*Document section*
* start *

Gritty is a Batman movie, a Daniel Day Lewis role. It’s not a word most of us would use to describe our realities: “I guess anything to do with teenage protagonists that are growing up in less than affluent neighbourhoods is often, I think, described as gritty.”

Though at 19 her resume is already impressive, and includes praise from both Dave Eggers and Paul Kelly, Pham is very matter of fact about her accomplishments. She says she was arrogant around the ages of 15 and 16 – but it is hard to imagine. She is now in her second year of university, majoring in philosophy and minoring in creative writing.

The story in her debut novel was important for Pham to get out; it was a way to interrogate her identity and community, and its evolution mirrored hers as a writer. The first draft was written as part of a novella writing program run by the Story Factory, a non-profit centre in Redfern and Parramatta which runs free creative writing and storytelling programs in marginalised communities, and has ties to Eggers’ 826 Valencia organisation.

Pham often felt stifled in English class, she says. “But when you walked into the Story Factory it was like, even before you’d written anything, they treated you like you were a respected writer already. Everything you wrote they gave very careful consideration.”

Richard Short, who worked with her at the centre, described how shy she was at first. “She wasn’t really keen to share – and then she shared a piece that was from an early section of the novel and it was fantastic. It was just unbelievably good.”

Sydney Story Factory co-founder Cath Keenan says: “One of the things we say here is: ‘Reading is access but writing is agency.’ If you can’t write well you can never get the most out of your education, and you can’t properly articulate yourself to the world – so a lot of it is about building skills and confidence. But it’s also about showing young people that their stories matter and that they will be listened to and that they are important.”

While Pham is glad to be having a book published, for her, being heard is the most vital aspect – and always has been. “[That’s why] I used to write fan-fiction, because you would post something and then people would comment. Just knowing that your work was being read was enough.” She pauses: “I think that’s the hardest thing as a writer: to have your work be read.”

At 12 “I was writing One Direction fan-fiction a lot”, she says with a laugh. “Like, every day.” She cringes about it now but it’s valuable for the cultural insight it offers. “The protagonists were always white and I could describe in perfect detail all of their features – but I never even tried describing Asian features. I probably just put in ‘almond eyes’ or something. That’s how little I looked at the people around me. I didn’t see any beauty at that age. There’s a lot of self hate at that age – and just wanting to be white.”

* end *

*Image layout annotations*
* start *

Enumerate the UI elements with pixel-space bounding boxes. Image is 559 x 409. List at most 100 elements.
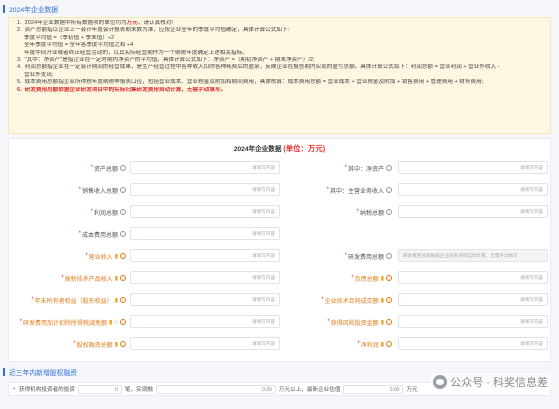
amount-input[interactable]: 请填写内容 — [130, 249, 280, 262]
book-icon[interactable]: ▮ — [115, 341, 118, 348]
amount-input[interactable]: 请填写内容 — [398, 183, 548, 196]
required-marker: * — [31, 297, 34, 303]
notice-line: 6. 研发费用总额依据企业研发项目中的实际归集研发费用自动计算，无需手动填写。 — [17, 87, 542, 94]
section-header-2024: 2024年企业数据 — [0, 3, 559, 15]
form-row: * 销售收入总额 i 请填写内容 * 其中：主营业务收入 i 请填写内容 — [9, 183, 552, 197]
amount-input[interactable]: 请填写内容 — [130, 337, 280, 350]
notice-text: 成本费用总额指企业所得税年度纳税申报表口径，包括营业成本、营业税金及附加和期间费… — [24, 79, 484, 86]
info-icon[interactable]: i — [120, 253, 126, 259]
notice-text: "其中：净资产"是指企业在一定时期内净资产的平均值。具体计算公式如下：净资产 =… — [24, 57, 315, 64]
info-icon[interactable]: i — [120, 187, 126, 193]
equity-text-2: 万元以上，最新企业估值 — [278, 387, 341, 393]
info-icon[interactable]: i — [386, 187, 392, 193]
notice-line: 5. 成本费用总额指企业所得税年度纳税申报表口径，包括营业成本、营业税金及附加和期… — [17, 79, 542, 86]
form-title: 2024年企业数据 (单位：万元) — [9, 142, 550, 156]
info-icon[interactable]: i — [386, 165, 392, 171]
field-label-text: 企业技术合同成交额 — [324, 298, 379, 305]
form-row: * 资产总额 i 请填写内容 * 其中：净资产 i 请填写内容 — [9, 161, 552, 175]
info-icon[interactable]: i — [386, 209, 392, 215]
info-icon[interactable]: i — [120, 231, 126, 237]
equity-text-1: 笔，实现融 — [124, 387, 153, 393]
amount-input[interactable]: 请填写内容 — [130, 315, 280, 328]
field-label: * 其中：净资产 i — [279, 161, 392, 175]
section-accent-bar — [3, 368, 5, 376]
field-label: * 利润总额 i — [13, 205, 126, 219]
investment-count-input[interactable]: 0 — [77, 384, 122, 394]
notice-text: 全年季度平均值 = 全年各季度平均值之和 ÷4 — [24, 42, 134, 49]
required-marker: * — [357, 341, 360, 347]
amount-input[interactable]: 请填写内容 — [398, 161, 548, 174]
rd-expense-auto-field: 研发费用总额根据企业研发项目自动计算，无需手动填写 — [398, 249, 548, 262]
form-row: * 高新技术产品收入 ▮ i 请填写内容 * 负债总额 ▮ i 请填写内容 — [9, 271, 552, 285]
notice-text: 资产总额指以企业上一会计年度会计报表期末数为准，应按企业全年的季度平均值确定，具… — [24, 27, 290, 34]
book-icon[interactable]: ▮ — [115, 253, 118, 260]
book-icon[interactable]: ▮ — [381, 297, 384, 304]
financing-amount-input[interactable]: 0.00 — [155, 384, 276, 394]
amount-input[interactable]: 请填写内容 — [130, 271, 280, 284]
valuation-input[interactable]: 0.00 — [343, 384, 404, 394]
amount-input[interactable]: 请填写内容 — [130, 205, 280, 218]
required-marker: * — [344, 253, 347, 259]
company-data-form: 2024年企业数据 (单位：万元) * 资产总额 i 请填写内容 * 其中：净资产 i 请填写… — [8, 138, 551, 362]
field-label: * 资产总额 i — [13, 161, 126, 175]
info-icon[interactable]: i — [386, 253, 392, 259]
info-icon[interactable]: i — [120, 297, 126, 303]
info-icon[interactable]: i — [386, 275, 392, 281]
notice-text: ，请认真核对! — [137, 20, 173, 26]
required-marker: * — [321, 297, 324, 303]
book-icon[interactable]: ▮ — [381, 341, 384, 348]
notice-number: 1. — [17, 20, 22, 26]
info-icon[interactable]: i — [386, 297, 392, 303]
notice-number: 6. — [17, 86, 22, 93]
required-marker: * — [78, 231, 81, 237]
notice-number: 3. — [17, 57, 22, 64]
required-marker: * — [326, 187, 329, 193]
section-title: 2024年企业数据 — [9, 7, 59, 14]
section-accent-bar — [3, 5, 5, 13]
amount-input[interactable]: 请填写内容 — [398, 337, 548, 350]
required-marker: * — [85, 253, 88, 259]
field-label: * 成本费用总额 i — [13, 227, 126, 241]
amount-input[interactable]: 请填写内容 — [130, 183, 280, 196]
info-icon[interactable]: i — [120, 209, 126, 215]
form-title-text: 2024年企业数据 — [233, 146, 282, 153]
notice-text: 营业外支出; — [24, 71, 54, 78]
form-row: * 营业收入 ▮ i 请填写内容 * 研发费用总额 i 研发费用总额根据企业研发项目自动计算，无… — [9, 249, 552, 263]
field-label-text: 股权融资总额 — [76, 342, 113, 349]
amount-input[interactable]: 请填写内容 — [398, 205, 548, 218]
amount-input[interactable]: 请填写内容 — [130, 293, 280, 306]
book-icon[interactable]: ▮ — [381, 319, 384, 326]
notice-text: 2024年企业数据中所有数据项的单位均为 — [24, 20, 127, 26]
field-label-text: 销售收入总额 — [81, 188, 118, 195]
notice-box: 1. 2024年企业数据中所有数据项的单位均为万元，请认真核对! 2. 资产总额指以企… — [8, 17, 551, 134]
field-label-text: 负债总额 — [354, 276, 379, 283]
amount-input[interactable]: 请填写内容 — [398, 315, 548, 328]
amount-input[interactable]: 请填写内容 — [130, 227, 280, 240]
field-label-text: 成本费用总额 — [81, 232, 118, 239]
required-marker: * — [73, 341, 76, 347]
info-icon[interactable]: i — [120, 165, 126, 171]
book-icon[interactable]: ▮ — [381, 275, 384, 282]
book-icon[interactable]: ▮ — [115, 297, 118, 304]
field-label: * 研发费用总额 i — [279, 249, 392, 263]
notice-line: 年度中间开业或者终止经营活动的，以其实际经营期作为一个纳税年度确定上述相关指标。 — [17, 50, 542, 57]
required-marker: * — [90, 209, 93, 215]
field-label: * 研发费用加计扣除所得税减免额 ▮ ☝ i — [13, 315, 126, 329]
book-icon[interactable]: ▮ — [115, 275, 118, 282]
field-label-text: 资产总额 — [93, 166, 118, 173]
info-icon[interactable]: i — [120, 319, 126, 325]
required-marker: * — [356, 209, 359, 215]
info-icon[interactable]: i — [120, 341, 126, 347]
notice-line: 营业外支出; — [17, 72, 542, 79]
amount-input[interactable]: 请填写内容 — [398, 271, 548, 284]
amount-input[interactable]: 请填写内容 — [398, 293, 548, 306]
required-marker: * — [78, 187, 81, 193]
notice-line: 4. 利润总额指企业在一定会计期间的经营成果，是生产经营过程中各种收入扣除各种耗费… — [17, 64, 542, 71]
field-label: * 股权融资总额 ▮ i — [13, 337, 126, 351]
field-label-text: 纳税总额 — [359, 210, 384, 217]
info-icon[interactable]: i — [120, 275, 126, 281]
amount-input[interactable]: 请填写内容 — [130, 161, 280, 174]
book-icon[interactable]: ▮ — [109, 319, 112, 326]
info-icon[interactable]: i — [386, 341, 392, 347]
info-icon[interactable]: i — [386, 319, 392, 325]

* end *

According to the article about the young writer Pham, what is she majoring in at university? These records are separate material with no connection to the article about Pham.

Philosophy.